# What this task involves
Exactly repeat the material, dropping only the pictures.

* begin *

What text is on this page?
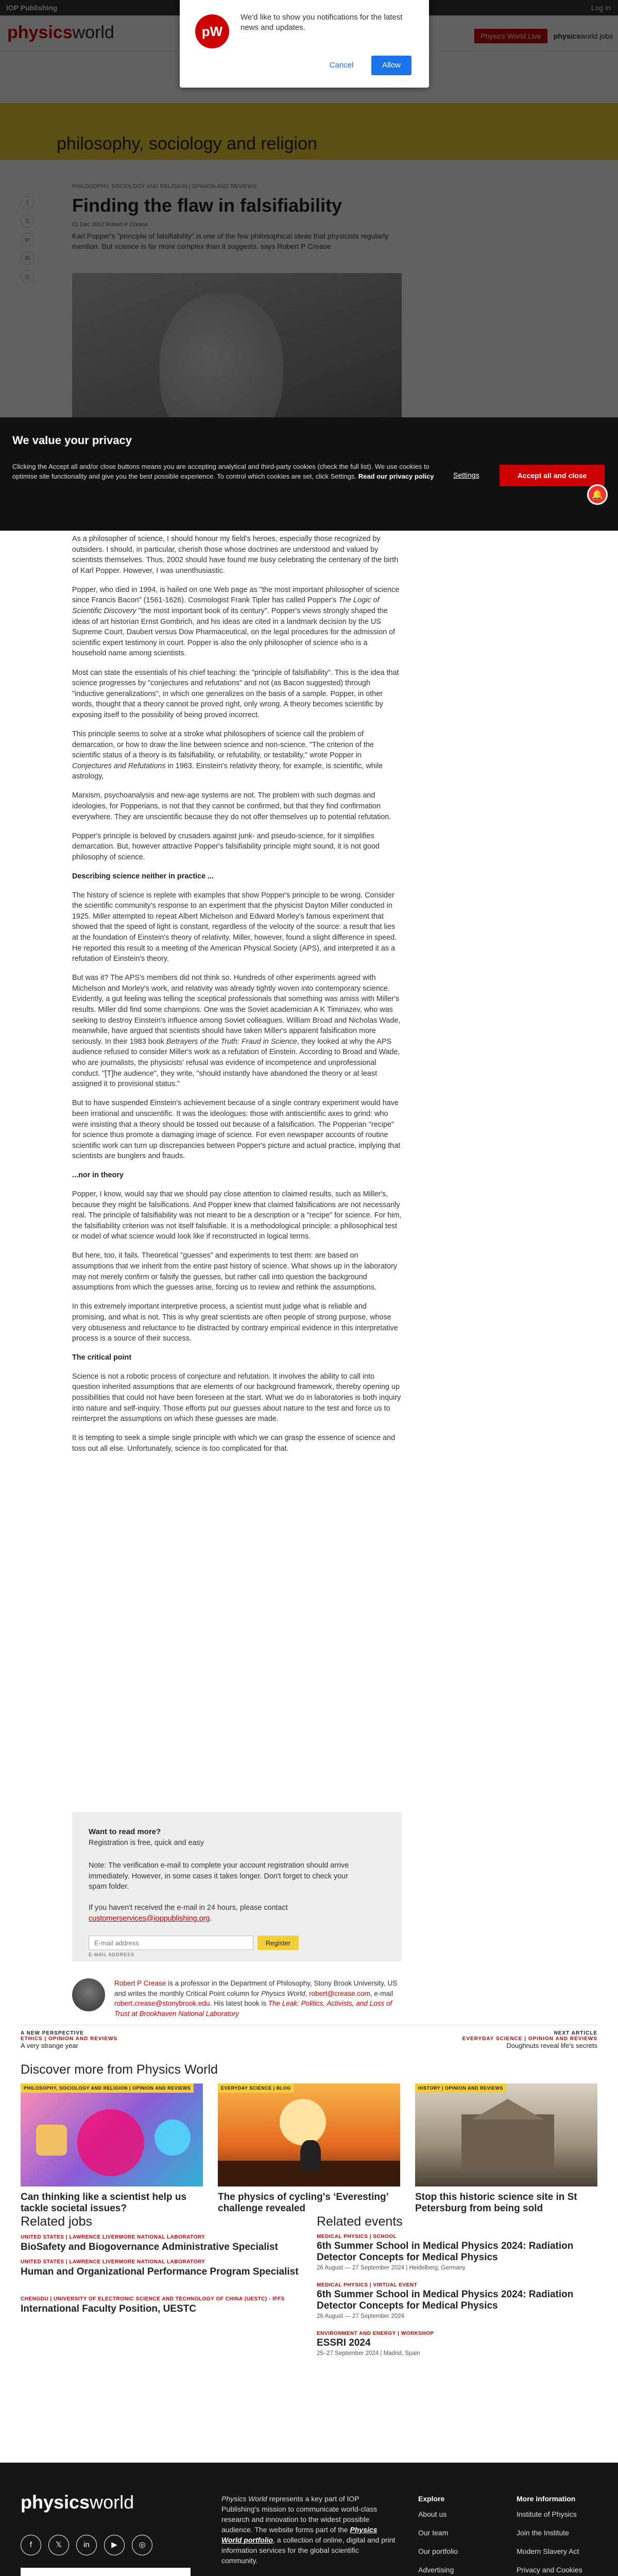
pW
We'd like to show you notifications for the latest news and updates.
Cancel	Allow
We value your privacy

Clicking the Accept all and/or close buttons means you are accepting analytical and third-party cookies (check the full list). We use cookies to optimise site functionality and give you the best possible experience. To control which cookies are set, click Settings. Read our privacy policy	Settings	Accept all and close
🔔

As a philosopher of science, I should honour my field's heroes, especially those recognized by outsiders. I should, in particular, cherish those whose doctrines are understood and valued by scientists themselves. Thus, 2002 should have found me busy celebrating the centenary of the birth of Karl Popper. However, I was unenthusiastic.

Popper, who died in 1994, is hailed on one Web page as "the most important philosopher of science since Francis Bacon" (1561-1626). Cosmologist Frank Tipler has called Popper's The Logic of Scientific Discovery "the most important book of its century". Popper's views strongly shaped the ideas of art historian Ernst Gombrich, and his ideas are cited in a landmark decision by the US Supreme Court, Daubert versus Dow Pharmaceutical, on the legal procedures for the admission of scientific expert testimony in court. Popper is also the only philosopher of science who is a household name among scientists.

Most can state the essentials of his chief teaching: the "principle of falsifiability". This is the idea that science progresses by "conjectures and refutations" and not (as Bacon suggested) through "inductive generalizations", in which one generalizes on the basis of a sample. Popper, in other words, thought that a theory cannot be proved right, only wrong. A theory becomes scientific by exposing itself to the possibility of being proved incorrect.

This principle seems to solve at a stroke what philosophers of science call the problem of demarcation, or how to draw the line between science and non-science. "The criterion of the scientific status of a theory is its falsifiability, or refutability, or testability," wrote Popper in Conjectures and Refutations in 1963. Einstein's relativity theory, for example, is scientific, while astrology,

Marxism, psychoanalysis and new-age systems are not. The problem with such dogmas and ideologies, for Popperians, is not that they cannot be confirmed, but that they find confirmation everywhere. They are unscientific because they do not offer themselves up to potential refutation.

Popper's principle is beloved by crusaders against junk- and pseudo-science, for it simplifies demarcation. But, however attractive Popper's falsifiability principle might sound, it is not good philosophy of science.

Describing science neither in practice ...

The history of science is replete with examples that show Popper's principle to be wrong. Consider the scientific community's response to an experiment that the physicist Dayton Miller conducted in 1925. Miller attempted to repeat Albert Michelson and Edward Morley's famous experiment that showed that the speed of light is constant, regardless of the velocity of the source: a result that lies at the foundation of Einstein's theory of relativity. Miller, however, found a slight difference in speed. He reported this result to a meeting of the American Physical Society (APS), and interpreted it as a refutation of Einstein's theory.

But was it? The APS's members did not think so. Hundreds of other experiments agreed with Michelson and Morley's work, and relativity was already tightly woven into contemporary science. Evidently, a gut feeling was telling the sceptical professionals that something was amiss with Miller's results. Miller did find some champions. One was the Soviet academician A K Timiriazev, who was seeking to destroy Einstein's influence among Soviet colleagues. William Broad and Nicholas Wade, meanwhile, have argued that scientists should have taken Miller's apparent falsification more seriously. In their 1983 book Betrayers of the Truth: Fraud in Science, they looked at why the APS audience refused to consider Miller's work as a refutation of Einstein. According to Broad and Wade, who are journalists, the physicists' refusal was evidence of incompetence and unprofessional conduct. "[T]he audience", they write, "should instantly have abandoned the theory or at least assigned it to provisional status."

But to have suspended Einstein's achievement because of a single contrary experiment would have been irrational and unscientific. It was the ideologues: those with antiscientific axes to grind: who were insisting that a theory should be tossed out because of a falsification. The Popperian "recipe" for science thus promote a damaging image of science. For even newspaper accounts of routine scientific work can turn up discrepancies between Popper's picture and actual practice, implying that scientists are bunglers and frauds.

...nor in theory

Popper, I know, would say that we should pay close attention to claimed results, such as Miller's, because they might be falsifications. And Popper knew that claimed falsifications are not necessarily real. The principle of falsifiability was not meant to be a description or a "recipe" for science. For him, the falsifiability criterion was not itself falsifiable. It is a methodological principle: a philosophical test or model of what science would look like if reconstructed in logical terms.

But here, too, it fails. Theoretical "guesses" and experiments to test them: are based on assumptions that we inherit from the entire past history of science. What shows up in the laboratory may not merely confirm or falsify the guesses, but rather call into question the background assumptions from which the guesses arise, forcing us to review and rethink the assumptions.

In this extremely important interpretive process, a scientist must judge what is reliable and promising, and what is not. This is why great scientists are often people of strong purpose, whose very obtuseness and reluctance to be distracted by contrary empirical evidence in this interpretative process is a source of their success.

The critical point

Science is not a robotic process of conjecture and refutation. It involves the ability to call into question inherited assumptions that are elements of our background framework, thereby opening up possibilities that could not have been foreseen at the start. What we do in laboratories is both inquiry into nature and self-inquiry. Those efforts put our guesses about nature to the test and force us to reinterpret the assumptions on which these guesses are made.

It is tempting to seek a simple single principle with which we can grasp the essence of science and toss out all else. Unfortunately, science is too complicated for that.

Want to read more?
Registration is free, quick and easy
Note: The verification e-mail to complete your account registration should arrive immediately. However, in some cases it takes longer. Don't forget to check your spam folder.
If you haven't received the e-mail in 24 hours, please contact customerservices@ioppublishing.org.
E-mail address
Register
E-MAIL ADDRESS
Robert P Crease is a professor in the Department of Philosophy, Stony Brook University, US and writes the monthly Critical Point column for Physics World, robert@crease.com, e-mail robert.crease@stonybrook.edu. His latest book is The Leak: Politics, Activists, and Loss of Trust at Brookhaven National Laboratory
A NEW PERSPECTIVE
ETHICS | OPINION AND REVIEWS
A very strange year
NEXT ARTICLE
EVERYDAY SCIENCE | OPINION AND REVIEWS
Doughnuts reveal life's secrets
Discover more from Physics World
PHILOSOPHY, SOCIOLOGY AND RELIGION | OPINION AND REVIEWS
Can thinking like a scientist help us tackle societal issues?
EVERYDAY SCIENCE | BLOG
The physics of cycling's ‘Everesting’ challenge revealed
HISTORY | OPINION AND REVIEWS
Stop this historic science site in St Petersburg from being sold
Related jobs	Related events
UNITED STATES | LAWRENCE LIVERMORE NATIONAL LABORATORY
BioSafety and Biogovernance Administrative Specialist
UNITED STATES | LAWRENCE LIVERMORE NATIONAL LABORATORY
Human and Organizational Performance Program Specialist
CHENGDU | UNIVERSITY OF ELECTRONIC SCIENCE AND TECHNOLOGY OF CHINA (UESTC) - IFFS
International Faculty Position, UESTC
MEDICAL PHYSICS | SCHOOL
6th Summer School in Medical Physics 2024: Radiation Detector Concepts for Medical Physics
26 August — 27 September 2024 | Heidelberg, Germany
MEDICAL PHYSICS | VIRTUAL EVENT
6th Summer School in Medical Physics 2024: Radiation Detector Concepts for Medical Physics
26 August — 27 September 2024
ENVIRONMENT AND ENERGY | WORKSHOP
ESSRI 2024
25–27 September 2024 | Madrid, Spain
physicsworld
f	𝕏	in	▶	◎
Physics World represents a key part of IOP Publishing's mission to communicate world-class research and innovation to the widest possible audience. The website forms part of the Physics World portfolio, a collection of online, digital and print information services for the global scientific community.
Explore
About us
Our team
Our portfolio
Advertising
More information
Institute of Physics
Join the Institute
Modern Slavery Act
Privacy and Cookies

* end *

# Written solution
What text is on this page?
pW
We'd like to show you notifications for the latest news and updates.
Cancel	Allow
We value your privacy

Clicking the Accept all and/or close buttons means you are accepting analytical and third-party cookies (check the full list). We use cookies to optimise site functionality and give you the best possible experience. To control which cookies are set, click Settings. Read our privacy policy	Settings	Accept all and close
🔔

As a philosopher of science, I should honour my field's heroes, especially those recognized by outsiders. I should, in particular, cherish those whose doctrines are understood and valued by scientists themselves. Thus, 2002 should have found me busy celebrating the centenary of the birth of Karl Popper. However, I was unenthusiastic.

Popper, who died in 1994, is hailed on one Web page as "the most important philosopher of science since Francis Bacon" (1561-1626). Cosmologist Frank Tipler has called Popper's The Logic of Scientific Discovery "the most important book of its century". Popper's views strongly shaped the ideas of art historian Ernst Gombrich, and his ideas are cited in a landmark decision by the US Supreme Court, Daubert versus Dow Pharmaceutical, on the legal procedures for the admission of scientific expert testimony in court. Popper is also the only philosopher of science who is a household name among scientists.

Most can state the essentials of his chief teaching: the "principle of falsifiability". This is the idea that science progresses by "conjectures and refutations" and not (as Bacon suggested) through "inductive generalizations", in which one generalizes on the basis of a sample. Popper, in other words, thought that a theory cannot be proved right, only wrong. A theory becomes scientific by exposing itself to the possibility of being proved incorrect.

This principle seems to solve at a stroke what philosophers of science call the problem of demarcation, or how to draw the line between science and non-science. "The criterion of the scientific status of a theory is its falsifiability, or refutability, or testability," wrote Popper in Conjectures and Refutations in 1963. Einstein's relativity theory, for example, is scientific, while astrology,

Marxism, psychoanalysis and new-age systems are not. The problem with such dogmas and ideologies, for Popperians, is not that they cannot be confirmed, but that they find confirmation everywhere. They are unscientific because they do not offer themselves up to potential refutation.

Popper's principle is beloved by crusaders against junk- and pseudo-science, for it simplifies demarcation. But, however attractive Popper's falsifiability principle might sound, it is not good philosophy of science.

Describing science neither in practice ...

The history of science is replete with examples that show Popper's principle to be wrong. Consider the scientific community's response to an experiment that the physicist Dayton Miller conducted in 1925. Miller attempted to repeat Albert Michelson and Edward Morley's famous experiment that showed that the speed of light is constant, regardless of the velocity of the source: a result that lies at the foundation of Einstein's theory of relativity. Miller, however, found a slight difference in speed. He reported this result to a meeting of the American Physical Society (APS), and interpreted it as a refutation of Einstein's theory.

But was it? The APS's members did not think so. Hundreds of other experiments agreed with Michelson and Morley's work, and relativity was already tightly woven into contemporary science. Evidently, a gut feeling was telling the sceptical professionals that something was amiss with Miller's results. Miller did find some champions. One was the Soviet academician A K Timiriazev, who was seeking to destroy Einstein's influence among Soviet colleagues. William Broad and Nicholas Wade, meanwhile, have argued that scientists should have taken Miller's apparent falsification more seriously. In their 1983 book Betrayers of the Truth: Fraud in Science, they looked at why the APS audience refused to consider Miller's work as a refutation of Einstein. According to Broad and Wade, who are journalists, the physicists' refusal was evidence of incompetence and unprofessional conduct. "[T]he audience", they write, "should instantly have abandoned the theory or at least assigned it to provisional status."

But to have suspended Einstein's achievement because of a single contrary experiment would have been irrational and unscientific. It was the ideologues: those with antiscientific axes to grind: who were insisting that a theory should be tossed out because of a falsification. The Popperian "recipe" for science thus promote a damaging image of science. For even newspaper accounts of routine scientific work can turn up discrepancies between Popper's picture and actual practice, implying that scientists are bunglers and frauds.

...nor in theory

Popper, I know, would say that we should pay close attention to claimed results, such as Miller's, because they might be falsifications. And Popper knew that claimed falsifications are not necessarily real. The principle of falsifiability was not meant to be a description or a "recipe" for science. For him, the falsifiability criterion was not itself falsifiable. It is a methodological principle: a philosophical test or model of what science would look like if reconstructed in logical terms.

But here, too, it fails. Theoretical "guesses" and experiments to test them: are based on assumptions that we inherit from the entire past history of science. What shows up in the laboratory may not merely confirm or falsify the guesses, but rather call into question the background assumptions from which the guesses arise, forcing us to review and rethink the assumptions.

In this extremely important interpretive process, a scientist must judge what is reliable and promising, and what is not. This is why great scientists are often people of strong purpose, whose very obtuseness and reluctance to be distracted by contrary empirical evidence in this interpretative process is a source of their success.

The critical point

Science is not a robotic process of conjecture and refutation. It involves the ability to call into question inherited assumptions that are elements of our background framework, thereby opening up possibilities that could not have been foreseen at the start. What we do in laboratories is both inquiry into nature and self-inquiry. Those efforts put our guesses about nature to the test and force us to reinterpret the assumptions on which these guesses are made.

It is tempting to seek a simple single principle with which we can grasp the essence of science and toss out all else. Unfortunately, science is too complicated for that.

Want to read more?
Registration is free, quick and easy
Note: The verification e-mail to complete your account registration should arrive immediately. However, in some cases it takes longer. Don't forget to check your spam folder.
If you haven't received the e-mail in 24 hours, please contact customerservices@ioppublishing.org.
E-mail address
Register
E-MAIL ADDRESS
Robert P Crease is a professor in the Department of Philosophy, Stony Brook University, US and writes the monthly Critical Point column for Physics World, robert@crease.com, e-mail robert.crease@stonybrook.edu. His latest book is The Leak: Politics, Activists, and Loss of Trust at Brookhaven National Laboratory
A NEW PERSPECTIVE
ETHICS | OPINION AND REVIEWS
A very strange year
NEXT ARTICLE
EVERYDAY SCIENCE | OPINION AND REVIEWS
Doughnuts reveal life's secrets
Discover more from Physics World
PHILOSOPHY, SOCIOLOGY AND RELIGION | OPINION AND REVIEWS
Can thinking like a scientist help us tackle societal issues?
EVERYDAY SCIENCE | BLOG
The physics of cycling's ‘Everesting’ challenge revealed
HISTORY | OPINION AND REVIEWS
Stop this historic science site in St Petersburg from being sold
Related jobs	Related events
UNITED STATES | LAWRENCE LIVERMORE NATIONAL LABORATORY
BioSafety and Biogovernance Administrative Specialist
UNITED STATES | LAWRENCE LIVERMORE NATIONAL LABORATORY
Human and Organizational Performance Program Specialist
CHENGDU | UNIVERSITY OF ELECTRONIC SCIENCE AND TECHNOLOGY OF CHINA (UESTC) - IFFS
International Faculty Position, UESTC
MEDICAL PHYSICS | SCHOOL
6th Summer School in Medical Physics 2024: Radiation Detector Concepts for Medical Physics
26 August — 27 September 2024 | Heidelberg, Germany
MEDICAL PHYSICS | VIRTUAL EVENT
6th Summer School in Medical Physics 2024: Radiation Detector Concepts for Medical Physics
26 August — 27 September 2024
ENVIRONMENT AND ENERGY | WORKSHOP
ESSRI 2024
25–27 September 2024 | Madrid, Spain
physicsworld
f	𝕏	in	▶	◎
Physics World represents a key part of IOP Publishing's mission to communicate world-class research and innovation to the widest possible audience. The website forms part of the Physics World portfolio, a collection of online, digital and print information services for the global scientific community.
Explore
About us
Our team
Our portfolio
Advertising
More information
Institute of Physics
Join the Institute
Modern Slavery Act
Privacy and Cookies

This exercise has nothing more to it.